__Challenge__.
Look through the listing for the word "Interface". Copy each line that has it.

[Collected data entries]
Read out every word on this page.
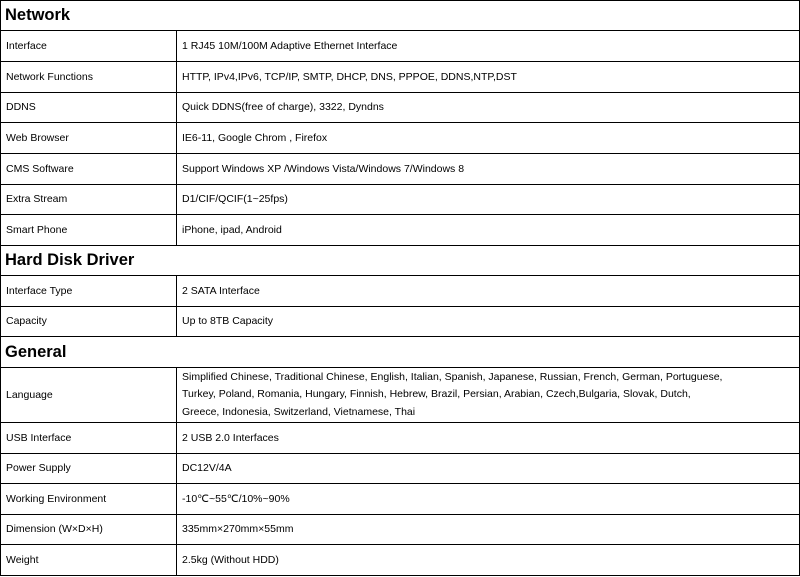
Network	
Interface	1 RJ45 10M/100M Adaptive Ethernet Interface
Network Functions	HTTP, IPv4,IPv6, TCP/IP, SMTP, DHCP, DNS, PPPOE, DDNS,NTP,DST
DDNS	Quick DDNS(free of charge), 3322, Dyndns
Web Browser	IE6-11, Google Chrom , Firefox
CMS Software	Support Windows XP /Windows Vista/Windows 7/Windows 8
Extra Stream	D1/CIF/QCIF(1~25fps)
Smart Phone	iPhone, ipad, Android
Hard Disk Driver	
Interface Type	2 SATA Interface
Capacity	Up to 8TB Capacity
General	
Language	Simplified Chinese, Traditional Chinese, English, Italian, Spanish, Japanese, Russian, French, German, Portuguese,
Turkey, Poland, Romania, Hungary, Finnish, Hebrew, Brazil, Persian, Arabian, Czech,Bulgaria, Slovak, Dutch,
Greece, Indonesia, Switzerland, Vietnamese, Thai

USB Interface	2 USB 2.0 Interfaces
Power Supply	DC12V/4A
Working Environment	-10℃~55℃/10%~90%
Dimension (W×D×H)	335mm×270mm×55mm
Weight	2.5kg (Without HDD)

__Finished answer__.
Interface	1 RJ45 10M/100M Adaptive Ethernet Interface
Interface Type	2 SATA Interface
USB Interface	2 USB 2.0 Interfaces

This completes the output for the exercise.